• [REQUEST]
Reproduce the entire listing word for word.

----

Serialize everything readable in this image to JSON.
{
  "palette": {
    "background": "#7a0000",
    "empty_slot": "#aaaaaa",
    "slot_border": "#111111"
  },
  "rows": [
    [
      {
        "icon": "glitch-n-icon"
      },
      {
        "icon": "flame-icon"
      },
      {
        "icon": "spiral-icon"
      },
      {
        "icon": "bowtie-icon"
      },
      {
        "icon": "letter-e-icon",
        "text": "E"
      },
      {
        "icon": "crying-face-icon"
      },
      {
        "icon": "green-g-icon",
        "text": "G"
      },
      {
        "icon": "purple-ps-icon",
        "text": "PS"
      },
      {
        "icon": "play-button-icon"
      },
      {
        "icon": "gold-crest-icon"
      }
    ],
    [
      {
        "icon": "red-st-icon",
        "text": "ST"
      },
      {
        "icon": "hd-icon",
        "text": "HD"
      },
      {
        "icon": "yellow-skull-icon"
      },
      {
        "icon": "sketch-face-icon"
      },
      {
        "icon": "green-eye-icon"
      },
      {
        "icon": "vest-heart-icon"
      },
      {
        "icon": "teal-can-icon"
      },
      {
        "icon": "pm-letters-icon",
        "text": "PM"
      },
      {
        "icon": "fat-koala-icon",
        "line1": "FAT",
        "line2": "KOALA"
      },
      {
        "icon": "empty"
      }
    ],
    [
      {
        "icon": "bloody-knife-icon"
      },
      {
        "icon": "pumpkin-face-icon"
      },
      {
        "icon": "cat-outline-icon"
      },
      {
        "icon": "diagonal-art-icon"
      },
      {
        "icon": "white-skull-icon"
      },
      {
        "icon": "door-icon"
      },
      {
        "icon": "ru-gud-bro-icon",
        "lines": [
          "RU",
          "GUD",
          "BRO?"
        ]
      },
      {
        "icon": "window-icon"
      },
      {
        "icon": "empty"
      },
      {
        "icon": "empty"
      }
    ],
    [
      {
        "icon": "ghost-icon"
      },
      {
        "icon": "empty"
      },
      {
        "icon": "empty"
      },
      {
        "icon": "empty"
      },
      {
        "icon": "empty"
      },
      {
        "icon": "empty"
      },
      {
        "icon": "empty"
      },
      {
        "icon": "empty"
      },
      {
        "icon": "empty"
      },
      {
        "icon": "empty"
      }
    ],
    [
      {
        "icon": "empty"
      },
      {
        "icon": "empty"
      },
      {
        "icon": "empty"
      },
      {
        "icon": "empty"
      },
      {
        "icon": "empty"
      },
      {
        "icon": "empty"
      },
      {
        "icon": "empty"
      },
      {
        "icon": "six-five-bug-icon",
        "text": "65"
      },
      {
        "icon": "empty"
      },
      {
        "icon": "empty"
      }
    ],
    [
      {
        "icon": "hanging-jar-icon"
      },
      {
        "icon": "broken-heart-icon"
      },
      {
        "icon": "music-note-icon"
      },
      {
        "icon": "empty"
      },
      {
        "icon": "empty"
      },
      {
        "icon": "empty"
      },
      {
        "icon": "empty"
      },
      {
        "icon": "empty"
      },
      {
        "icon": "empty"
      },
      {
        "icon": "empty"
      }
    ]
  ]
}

----

• [TASK SOLUTION]
Serialize everything readable in this image to JSON.
{
  "palette": {
    "background": "#7a0000",
    "empty_slot": "#aaaaaa",
    "slot_border": "#111111"
  },
  "rows": [
    [
      {
        "icon": "glitch-n-icon"
      },
      {
        "icon": "flame-icon"
      },
      {
        "icon": "spiral-icon"
      },
      {
        "icon": "bowtie-icon"
      },
      {
        "icon": "letter-e-icon",
        "text": "E"
      },
      {
        "icon": "crying-face-icon"
      },
      {
        "icon": "green-g-icon",
        "text": "G"
      },
      {
        "icon": "purple-ps-icon",
        "text": "PS"
      },
      {
        "icon": "play-button-icon"
      },
      {
        "icon": "gold-crest-icon"
      }
    ],
    [
      {
        "icon": "red-st-icon",
        "text": "ST"
      },
      {
        "icon": "hd-icon",
        "text": "HD"
      },
      {
        "icon": "yellow-skull-icon"
      },
      {
        "icon": "sketch-face-icon"
      },
      {
        "icon": "green-eye-icon"
      },
      {
        "icon": "vest-heart-icon"
      },
      {
        "icon": "teal-can-icon"
      },
      {
        "icon": "pm-letters-icon",
        "text": "PM"
      },
      {
        "icon": "fat-koala-icon",
        "line1": "FAT",
        "line2": "KOALA"
      },
      {
        "icon": "empty"
      }
    ],
    [
      {
        "icon": "bloody-knife-icon"
      },
      {
        "icon": "pumpkin-face-icon"
      },
      {
        "icon": "cat-outline-icon"
      },
      {
        "icon": "diagonal-art-icon"
      },
      {
        "icon": "white-skull-icon"
      },
      {
        "icon": "door-icon"
      },
      {
        "icon": "ru-gud-bro-icon",
        "lines": [
          "RU",
          "GUD",
          "BRO?"
        ]
      },
      {
        "icon": "window-icon"
      },
      {
        "icon": "empty"
      },
      {
        "icon": "empty"
      }
    ],
    [
      {
        "icon": "ghost-icon"
      },
      {
        "icon": "empty"
      },
      {
        "icon": "empty"
      },
      {
        "icon": "empty"
      },
      {
        "icon": "empty"
      },
      {
        "icon": "empty"
      },
      {
        "icon": "empty"
      },
      {
        "icon": "empty"
      },
      {
        "icon": "empty"
      },
      {
        "icon": "empty"
      }
    ],
    [
      {
        "icon": "empty"
      },
      {
        "icon": "empty"
      },
      {
        "icon": "empty"
      },
      {
        "icon": "empty"
      },
      {
        "icon": "empty"
      },
      {
        "icon": "empty"
      },
      {
        "icon": "empty"
      },
      {
        "icon": "six-five-bug-icon",
        "text": "65"
      },
      {
        "icon": "empty"
      },
      {
        "icon": "empty"
      }
    ],
    [
      {
        "icon": "hanging-jar-icon"
      },
      {
        "icon": "broken-heart-icon"
      },
      {
        "icon": "music-note-icon"
      },
      {
        "icon": "empty"
      },
      {
        "icon": "empty"
      },
      {
        "icon": "empty"
      },
      {
        "icon": "empty"
      },
      {
        "icon": "empty"
      },
      {
        "icon": "empty"
      },
      {
        "icon": "empty"
      }
    ]
  ]
}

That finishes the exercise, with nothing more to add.